[Vorgegebener Text]

====

Auf Reisen staunen wir: über die erstklassige Fahrradinfrastruktur in den Niederlanden, die nahtlose Anbindung ländlicher Regionen in Skandinavien, den perfekt organisierten ÖPNV in Singapur – und die rasante Transformation von der Stau-Metropole Paris zur Stadt mit einer ganzheitlichen, lebendigen Mobilitätskultur.
Und zurück in Deutschland? Da begnügen wir uns mit dem Status quo – gefangen in Partikularinteressen und alten Mustern, ohne gemeinsame Vision für die Zukunft der Mobilität. Die einen schimpfen über den Radverkehr, die anderen über die Automobilindustrie, die Bahn oder die Politik. Doch so kommen wir nicht voran. Während andere Länder mit innovativen Konzepten Wirtschaftswachstum und Klimaschutz vereinen, drohen wir abgehängt zu werden.

====

[Auszug Datensatz]
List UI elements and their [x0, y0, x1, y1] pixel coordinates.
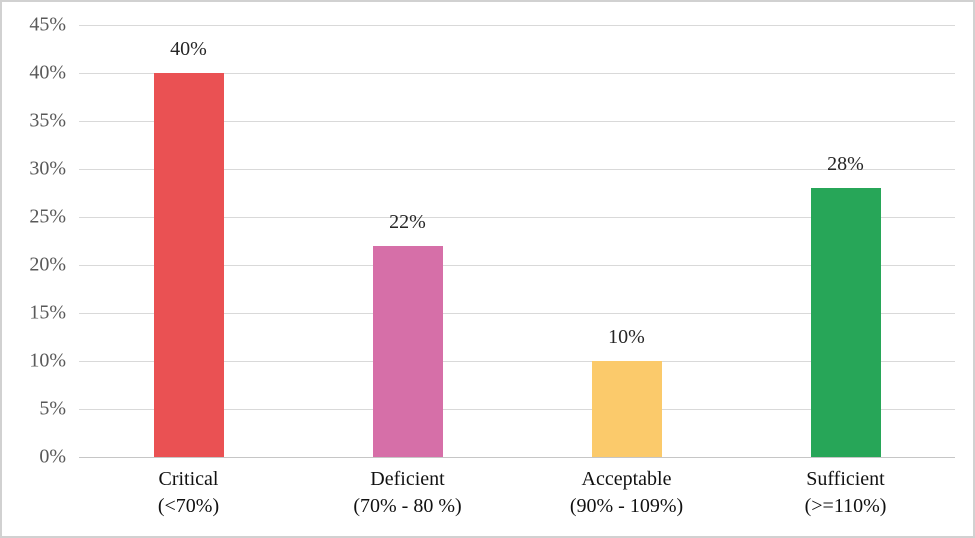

====

[Gestellte Aufgabe 1] Welche Stadt nennt der Text zur Mobilität als Beispiel für einen perfekt organisierten ÖPNV?
[Gestellte Aufgabe 2] Gib aus dem Text zur Mobilität alles von "Und zurück in" bis hinunter zu "abgehängt zu werden." wortgetreu wieder.
Das Material ist vom Text zur Mobilität getrennt zu betrachten.

[Vollständige Antwort 1] Singapur

[Vollständige Antwort 2]
Und zurück in Deutschland? Da begnügen wir uns mit dem Status quo – gefangen in Partikularinteressen und alten Mustern, ohne gemeinsame Vision für die Zukunft der Mobilität. Die einen schimpfen über den Radverkehr, die anderen über die Automobilindustrie, die Bahn oder die Politik. Doch so kommen wir nicht voran. Während andere Länder mit innovativen Konzepten Wirtschaftswachstum und Klimaschutz vereinen, drohen wir abgehängt zu werden.